▸ **Job**
Identify every line in the records below that contains the word "Electrical", and copy each of those lines.

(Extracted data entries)
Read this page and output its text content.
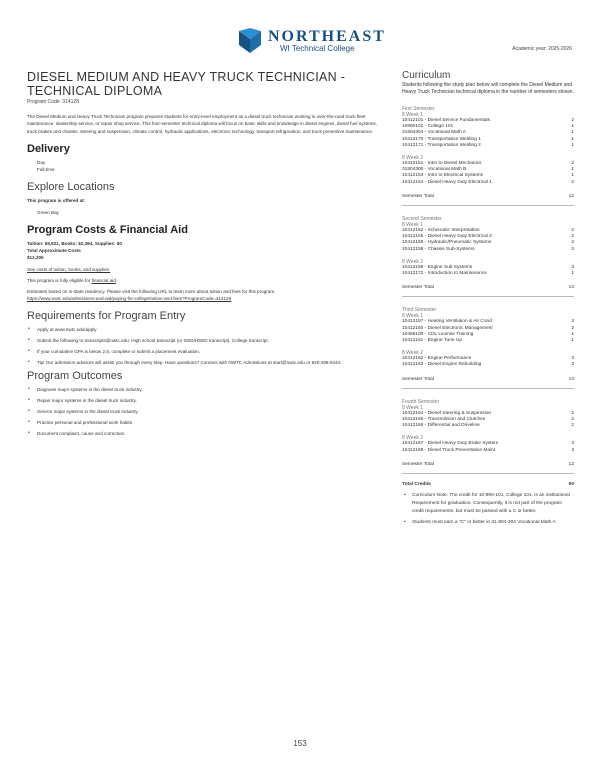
NORTHEAST
WI Technical College	Academic year: 2025-2026
DIESEL MEDIUM AND HEAVY TRUCK TECHNICIAN - TECHNICAL DIPLOMA
Program Code: 314128

The Diesel Medium and Heavy Truck Technician program prepares students for entry-level employment as a diesel truck technician working in over-the-road truck fleet maintenance, dealership service, or repair shop service. This four-semester technical diploma will focus on basic skills and knowledge in diesel engines, diesel fuel systems, truck brakes and chassis, steering and suspension, climate control, hydraulic applications, electronic technology, transport refrigeration, and truck preventive maintenance.

Delivery
Day
Full-time
Explore Locations
This program is offered at:
Green Bay
Program Costs & Financial Aid
Tuition: $9,821, Books: $2,384, Supplies: $0
Total Approximate Costs
$12,205
See costs of tuition, books, and supplies.
This program is fully eligible for financial aid.
Estimates based on in-state residency. Please visit the following URL to learn more about tuition and fees for this program.
https://www.nwtc.edu/admissions-and-aid/paying-for-college/tuition-and-fees?ProgramCode=314128
Requirements for Program Entry
• Apply at www.nwtc.edu/apply
• Submit the following to transcripts@nwtc.edu: High school transcript (or GED/HSED transcript). College transcript.
• If your cumulative GPA is below 2.6, complete or submit a placement evaluation.
• Tip! Our admission advisors will assist you through every step. Have questions? Connect with NWTC Admissions at start@nwtc.edu or 920-498-5444.
Program Outcomes
• Diagnose major systems in the diesel truck industry.
• Repair major systems in the diesel truck industry.
• Service major systems in the diesel truck industry.
• Practice personal and professional work habits.
• Document complaint, cause and correction.
Curriculum
Students following the study plan below will complete the Diesel Medium and Heavy Truck Technician technical diploma in the number of semesters shown.
First Semester
8 Week 1
10412101 - Diesel Service Fundamentals	2
10890101 - College 101	1
31804304 - Vocational Math A	1
10412170 - Transportation Welding 1	1
10412171 - Transportation Welding 2	1
8 Week 2
10412151 - Intro to Diesel Mechanics	2
31804305 - Vocational Math B	1
10412153 - Intro to Electrical Systems	1
10412154 - Diesel Heavy Duty Electrical 1	2
Semester Total	12
Second Semester
8 Week 1
10412152 - Schematic Interpretation	2
10412155 - Diesel Heavy Duty Electrical 2	2
10412156 - Hydraulic/Pneumatic Systems	2
10412158 - Chassis Sub-Systems	3
8 Week 2
10412159 - Engine Sub Systems	3
10412172 - Introduction to Maintenance	1
Semester Total	13
Third Semester
8 Week 1
10412157 - Heating Ventilation & Air Cond	3
10412160 - Diesel Electronic Management	2
10458100 - CDL License Training	1
10412161 - Engine Tune Up	1
8 Week 2
10412162 - Engine Performance	3
10412163 - Diesel Engine Rebuilding	3
Semester Total	13
Fourth Semester
8 Week 1
10412164 - Diesel Steering & Suspension	2
10412165 - Transmission and Clutches	2
10412166 - Differential and Driveline	2
8 Week 2
10412167 - Diesel Heavy Duty Brake System	3
10412168 - Diesel Truck Preventative Maint	3
Semester Total	12
Total Credits	50
• Curriculum Note: The credit for 10-890-101, College 101, is an institutional Requirement for graduation. Consequently, it is not part of the program credit requirements, but must be passed with a C or better.
• Students must earn a "C" or better in 31-804-304 Vocational Math A
153
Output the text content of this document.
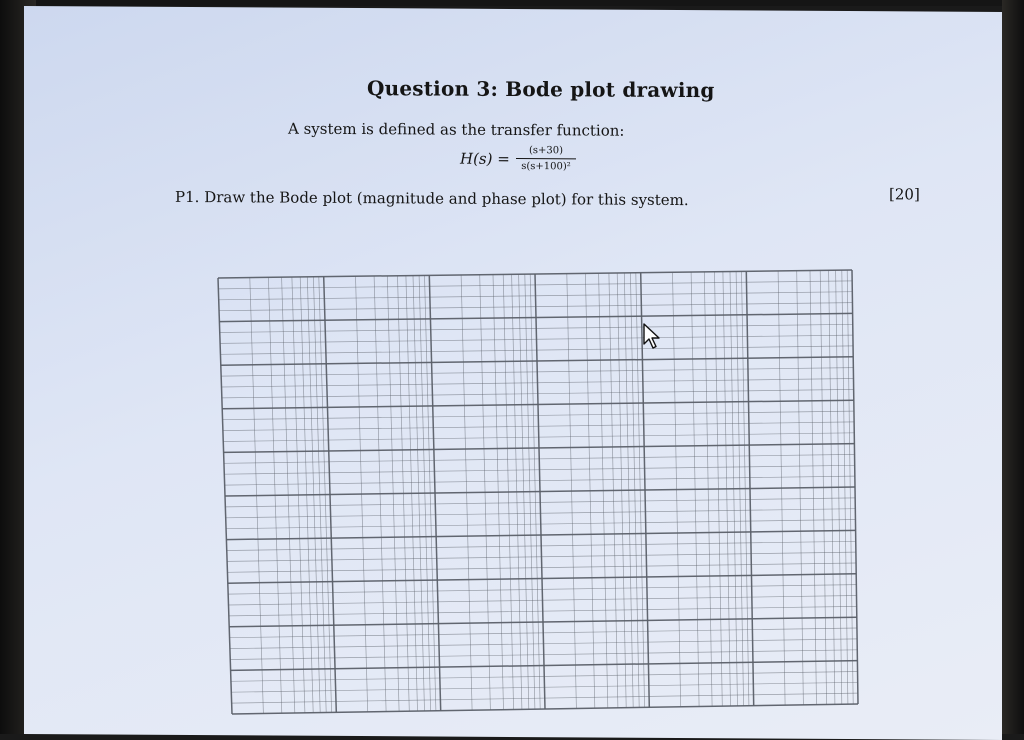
Question 3: Bode plot drawing
A system is defined as the transfer function:
H(s) =	(s+30)
s(s+100)²
P1. Draw the Bode plot (magnitude and phase plot) for this system.	[20]
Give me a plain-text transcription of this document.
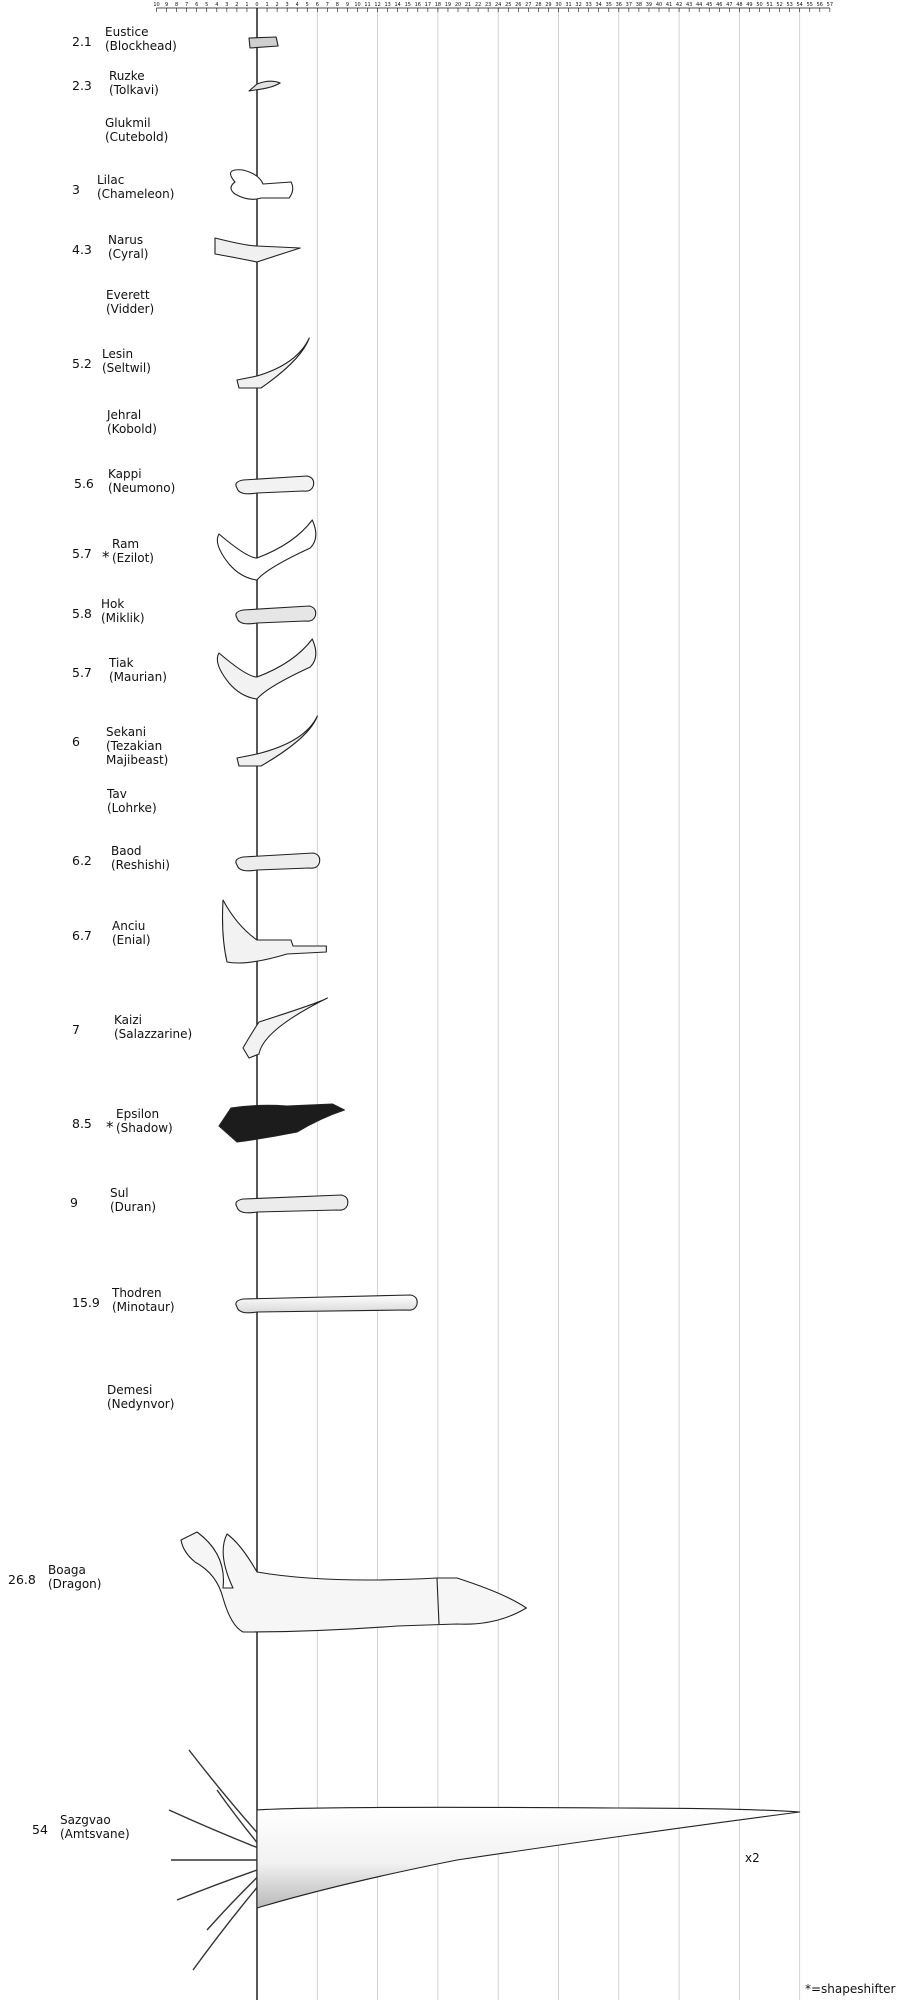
10 9 8 7 6 5 4 3 2 1 0 1 2 3 4 5 6 7 8 9 10 11 12 13 14 15 16 17 18 19 20 21 22 23 24 25 26 27 28 29 30 31 32 33 34 35 36 37 38 39 40 41 42 43 44 45 46 47 48 49 50 51 52 53 54 55 56 57
2.1
Eustice
(Blockhead)
2.3
Ruzke
(Tolkavi)
Glukmil
(Cutebold)
3
Lilac
(Chameleon)
4.3
Narus
(Cyral)
Everett
(Vidder)
5.2
Lesin
(Seltwil)
Jehral
(Kobold)
5.6
Kappi
(Neumono)
5.7 *
Ram
(Ezilot)
5.8
Hok
(Miklik)
5.7
Tiak
(Maurian)
6
Sekani
(Tezakian
Majibeast)
Tav
(Lohrke)
6.2
Baod
(Reshishi)
6.7
Anciu
(Enial)
7
Kaizi
(Salazzarine)
8.5 *
Epsilon
(Shadow)
9
Sul
(Duran)
15.9
Thodren
(Minotaur)
Demesi
(Nedynvor)
26.8
Boaga
(Dragon)
54
Sazgvao
(Amtsvane)
x2
*=shapeshifter
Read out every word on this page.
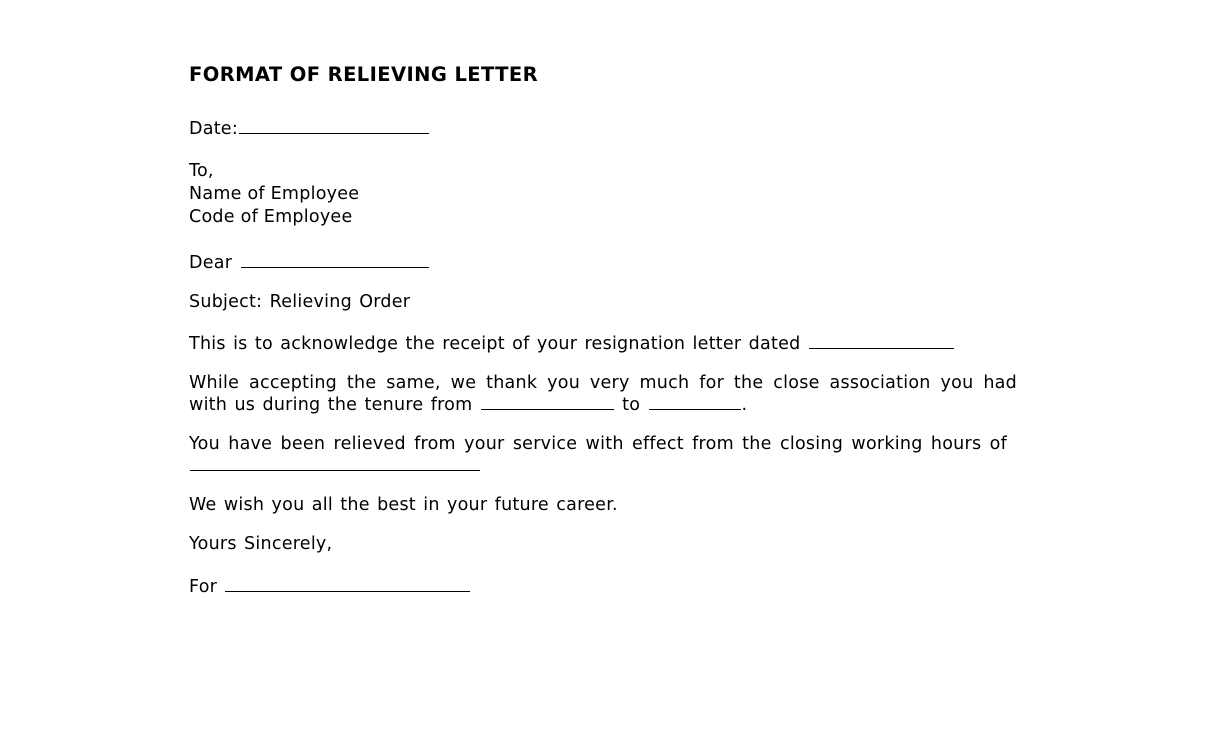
FORMAT OF RELIEVING LETTER

Date:

To,
Name of Employee
Code of Employee

Dear

Subject: Relieving Order

This is to acknowledge the receipt of your resignation letter dated

While accepting the same, we thank you very much for the close association you had with us during the tenure from	to	.

You have been relieved from your service with effect from the closing working hours of

We wish you all the best in your future career.

Yours Sincerely,

For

▸ **Written solution**
10412153 - Intro to Electrical Systems	1
10412154 - Diesel Heavy Duty Electrical 1	2
10412155 - Diesel Heavy Duty Electrical 2	2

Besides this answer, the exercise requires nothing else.